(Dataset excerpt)
## Begin

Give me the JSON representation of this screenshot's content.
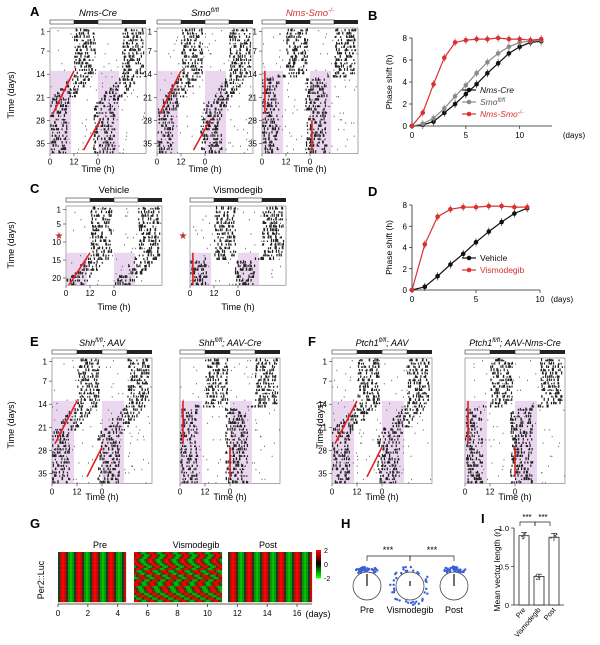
{
  "labels": {
    "time_days": "Time (days)",
    "time_h": "Time (h)",
    "phase_shift": "Phase shift (h)",
    "days_unit": "(days)",
    "per2": "Per2::Luc",
    "mvl": "Mean vector length (r)",
    "significance": "***"
  },
  "panels": {
    "A": {
      "letter": "A",
      "titles": [
        "Nms-Cre",
        "Smo",
        "Nms-Smo"
      ],
      "title_sup": [
        "",
        "fl/fl",
        "-/-"
      ],
      "y_ticks": [
        "1",
        "7",
        "14",
        "21",
        "28",
        "35"
      ],
      "x_ticks": [
        "0",
        "12",
        "0"
      ]
    },
    "B": {
      "letter": "B"
    },
    "C": {
      "letter": "C",
      "titles": [
        "Vehicle",
        "Vismodegib"
      ],
      "y_ticks": [
        "1",
        "5",
        "10",
        "15",
        "20"
      ],
      "x_ticks": [
        "0",
        "12",
        "0"
      ]
    },
    "D": {
      "letter": "D"
    },
    "E": {
      "letter": "E",
      "titles": [
        "Shh",
        "Shh"
      ],
      "title_sup": [
        "fl/fl",
        "fl/fl"
      ],
      "title_suffix": [
        "; AAV",
        "; AAV-Cre"
      ],
      "y_ticks": [
        "1",
        "7",
        "14",
        "21",
        "28",
        "35"
      ],
      "x_ticks": [
        "0",
        "12",
        "0"
      ]
    },
    "F": {
      "letter": "F",
      "titles": [
        "Ptch1",
        "Ptch1"
      ],
      "title_sup": [
        "fl/fl",
        "fl/fl"
      ],
      "title_suffix": [
        "; AAV",
        "; AAV-Nms-Cre"
      ],
      "y_ticks": [
        "1",
        "7",
        "14",
        "21",
        "28",
        "35"
      ],
      "x_ticks": [
        "0",
        "12",
        "0"
      ]
    },
    "G": {
      "letter": "G",
      "segments": [
        "Pre",
        "Vismodegib",
        "Post"
      ],
      "x_ticks": [
        "0",
        "2",
        "4",
        "6",
        "8",
        "10",
        "12",
        "14",
        "16"
      ],
      "colorbar_ticks": [
        "2",
        "0",
        "-2"
      ]
    },
    "H": {
      "letter": "H",
      "groups": [
        "Pre",
        "Vismodegib",
        "Post"
      ]
    },
    "I": {
      "letter": "I",
      "groups": [
        "Pre",
        "Vismodegib",
        "Post"
      ]
    }
  },
  "colors": {
    "red": "#d93030",
    "grey_line": "#8a8a8a",
    "black": "#111111",
    "lilac": "#d9b4e0",
    "actogram": "#222222",
    "blue": "#3a5fd8"
  },
  "chart_data": [
    {
      "panel": "B",
      "type": "line",
      "x": [
        0,
        1,
        2,
        3,
        4,
        5,
        6,
        7,
        8,
        9,
        10,
        11,
        12
      ],
      "series": [
        {
          "name": "Nms-Cre",
          "values": [
            0,
            0.1,
            0.4,
            1.2,
            2.0,
            2.9,
            3.8,
            4.8,
            5.7,
            6.6,
            7.2,
            7.6,
            7.7
          ]
        },
        {
          "name": "Smo",
          "sup": "fl/fl",
          "values": [
            0,
            0.2,
            0.7,
            1.6,
            2.7,
            3.7,
            4.8,
            5.8,
            6.6,
            7.2,
            7.6,
            7.7,
            7.8
          ]
        },
        {
          "name": "Nms-Smo",
          "sup": "-/-",
          "values": [
            0,
            1.2,
            3.8,
            6.2,
            7.6,
            7.8,
            7.9,
            7.9,
            8.0,
            7.9,
            7.9,
            7.8,
            7.9
          ]
        }
      ],
      "series_colors": [
        "#111111",
        "#8a8a8a",
        "#d93030"
      ],
      "xlim": [
        0,
        13
      ],
      "ylim": [
        0,
        8
      ],
      "y_ticks": [
        0,
        2,
        4,
        6,
        8
      ],
      "x_ticks": [
        0,
        5,
        10
      ],
      "xlabel": "(days)",
      "ylabel": "Phase shift (h)"
    },
    {
      "panel": "D",
      "type": "line",
      "x": [
        0,
        1,
        2,
        3,
        4,
        5,
        6,
        7,
        8,
        9
      ],
      "series": [
        {
          "name": "Vehicle",
          "values": [
            0,
            0.3,
            1.3,
            2.4,
            3.4,
            4.5,
            5.5,
            6.4,
            7.2,
            7.7
          ]
        },
        {
          "name": "Vismodegib",
          "values": [
            0,
            4.3,
            6.9,
            7.6,
            7.8,
            7.8,
            7.9,
            7.9,
            7.8,
            7.8
          ]
        }
      ],
      "series_colors": [
        "#111111",
        "#d93030"
      ],
      "xlim": [
        0,
        10
      ],
      "ylim": [
        0,
        8
      ],
      "y_ticks": [
        0,
        2,
        4,
        6,
        8
      ],
      "x_ticks": [
        0,
        5,
        10
      ],
      "xlabel": "(days)",
      "ylabel": "Phase shift (h)"
    },
    {
      "panel": "I",
      "type": "bar",
      "categories": [
        "Pre",
        "Vismodegib",
        "Post"
      ],
      "values": [
        0.9,
        0.37,
        0.88
      ],
      "errors": [
        0.04,
        0.03,
        0.05
      ],
      "ylim": [
        0,
        1
      ],
      "y_ticks": [
        0,
        0.5,
        1.0
      ],
      "ylabel": "Mean vector length (r)"
    }
  ]
}
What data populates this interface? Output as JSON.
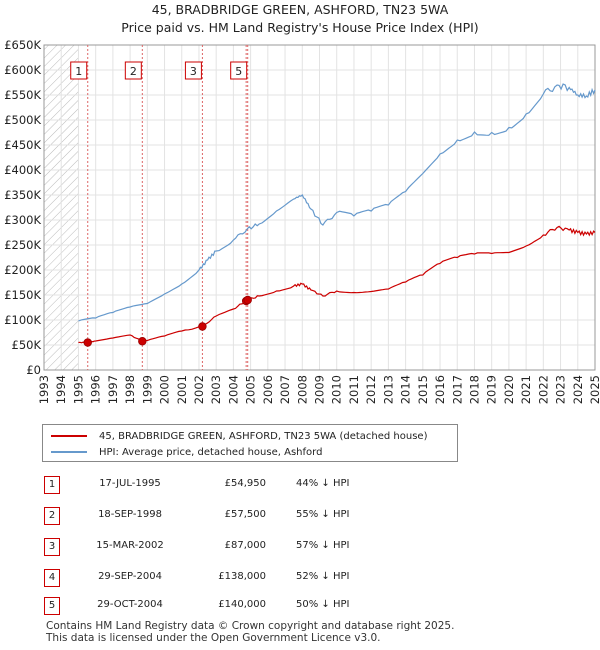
{
  "title_line1": "45, BRADBRIDGE GREEN, ASHFORD, TN23 5WA",
  "title_line2": "Price paid vs. HM Land Registry's House Price Index (HPI)",
  "chart_data": {
    "type": "line",
    "xlim": [
      1993,
      2025
    ],
    "ylim": [
      0,
      650000
    ],
    "y_ticks": [
      0,
      50000,
      100000,
      150000,
      200000,
      250000,
      300000,
      350000,
      400000,
      450000,
      500000,
      550000,
      600000,
      650000
    ],
    "y_tick_labels": [
      "£0",
      "£50K",
      "£100K",
      "£150K",
      "£200K",
      "£250K",
      "£300K",
      "£350K",
      "£400K",
      "£450K",
      "£500K",
      "£550K",
      "£600K",
      "£650K"
    ],
    "x_ticks": [
      1993,
      1994,
      1995,
      1996,
      1997,
      1998,
      1999,
      2000,
      2001,
      2002,
      2003,
      2004,
      2005,
      2006,
      2007,
      2008,
      2009,
      2010,
      2011,
      2012,
      2013,
      2014,
      2015,
      2016,
      2017,
      2018,
      2019,
      2020,
      2021,
      2022,
      2023,
      2024,
      2025
    ],
    "x_tick_labels": [
      "1993",
      "1994",
      "1995",
      "1996",
      "1997",
      "1998",
      "1999",
      "2000",
      "2001",
      "2002",
      "2003",
      "2004",
      "2005",
      "2006",
      "2007",
      "2008",
      "2009",
      "2010",
      "2011",
      "2012",
      "2013",
      "2014",
      "2015",
      "2016",
      "2017",
      "2018",
      "2019",
      "2020",
      "2021",
      "2022",
      "2023",
      "2024",
      "2025"
    ],
    "hatched_region": [
      1993,
      1995.0
    ],
    "series": [
      {
        "name": "45, BRADBRIDGE GREEN, ASHFORD, TN23 5WA (detached house)",
        "color": "#cc0000",
        "x": [
          1995.0,
          1995.54,
          1996.0,
          1997.0,
          1998.0,
          1998.71,
          1999.0,
          2000.0,
          2001.0,
          2002.2,
          2003.0,
          2004.0,
          2004.74,
          2004.83,
          2005.5,
          2006.5,
          2007.5,
          2008.0,
          2008.5,
          2009.2,
          2010.0,
          2011.0,
          2012.0,
          2013.0,
          2014.0,
          2015.0,
          2016.0,
          2017.0,
          2018.0,
          2019.0,
          2020.0,
          2021.0,
          2022.0,
          2022.8,
          2023.5,
          2024.0,
          2024.5,
          2025.0
        ],
        "y": [
          55000,
          54950,
          58000,
          64000,
          70000,
          57500,
          59000,
          68000,
          78000,
          87000,
          108000,
          122000,
          138000,
          140000,
          148000,
          158000,
          168000,
          172000,
          160000,
          148000,
          158000,
          155000,
          157000,
          162000,
          176000,
          190000,
          213000,
          225000,
          232000,
          233000,
          235000,
          248000,
          270000,
          285000,
          280000,
          275000,
          272000,
          275000
        ]
      },
      {
        "name": "HPI: Average price, detached house, Ashford",
        "color": "#6699cc",
        "x": [
          1995.0,
          1996.0,
          1997.0,
          1998.0,
          1999.0,
          2000.0,
          2001.0,
          2002.0,
          2002.5,
          2003.0,
          2004.0,
          2004.8,
          2005.5,
          2006.5,
          2007.5,
          2008.0,
          2008.5,
          2009.2,
          2010.0,
          2011.0,
          2012.0,
          2013.0,
          2014.0,
          2015.0,
          2016.0,
          2017.0,
          2018.0,
          2019.0,
          2020.0,
          2021.0,
          2022.0,
          2022.8,
          2023.5,
          2024.0,
          2024.5,
          2025.0
        ],
        "y": [
          98000,
          104000,
          115000,
          126000,
          133000,
          152000,
          172000,
          200000,
          220000,
          238000,
          260000,
          282000,
          292000,
          318000,
          342000,
          350000,
          322000,
          290000,
          315000,
          308000,
          318000,
          330000,
          357000,
          393000,
          432000,
          460000,
          476000,
          475000,
          485000,
          512000,
          552000,
          570000,
          565000,
          550000,
          548000,
          560000
        ]
      }
    ],
    "sales": [
      {
        "label": "1",
        "x": 1995.54,
        "price": 54950
      },
      {
        "label": "2",
        "x": 1998.71,
        "price": 57500
      },
      {
        "label": "3",
        "x": 2002.2,
        "price": 87000
      },
      {
        "label": "4",
        "x": 2004.74,
        "price": 138000
      },
      {
        "label": "5",
        "x": 2004.83,
        "price": 140000
      }
    ],
    "marker_labels_shown": [
      "1",
      "2",
      "3",
      "5"
    ]
  },
  "legend": {
    "property": "45, BRADBRIDGE GREEN, ASHFORD, TN23 5WA (detached house)",
    "hpi": "HPI: Average price, detached house, Ashford",
    "property_color": "#cc0000",
    "hpi_color": "#6699cc"
  },
  "sales_table": [
    {
      "num": "1",
      "date": "17-JUL-1995",
      "price": "£54,950",
      "pct": "44% ↓ HPI"
    },
    {
      "num": "2",
      "date": "18-SEP-1998",
      "price": "£57,500",
      "pct": "55% ↓ HPI"
    },
    {
      "num": "3",
      "date": "15-MAR-2002",
      "price": "£87,000",
      "pct": "57% ↓ HPI"
    },
    {
      "num": "4",
      "date": "29-SEP-2004",
      "price": "£138,000",
      "pct": "52% ↓ HPI"
    },
    {
      "num": "5",
      "date": "29-OCT-2004",
      "price": "£140,000",
      "pct": "50% ↓ HPI"
    }
  ],
  "footer_line1": "Contains HM Land Registry data © Crown copyright and database right 2025.",
  "footer_line2": "This data is licensed under the Open Government Licence v3.0."
}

## End

* TASK DIRECTIONS *
Identify and copy lines that hold the string "length".

* TASK ANSWER *
    "mvl": "Mean vector length (r)",
      "ylabel": "Mean vector length (r)"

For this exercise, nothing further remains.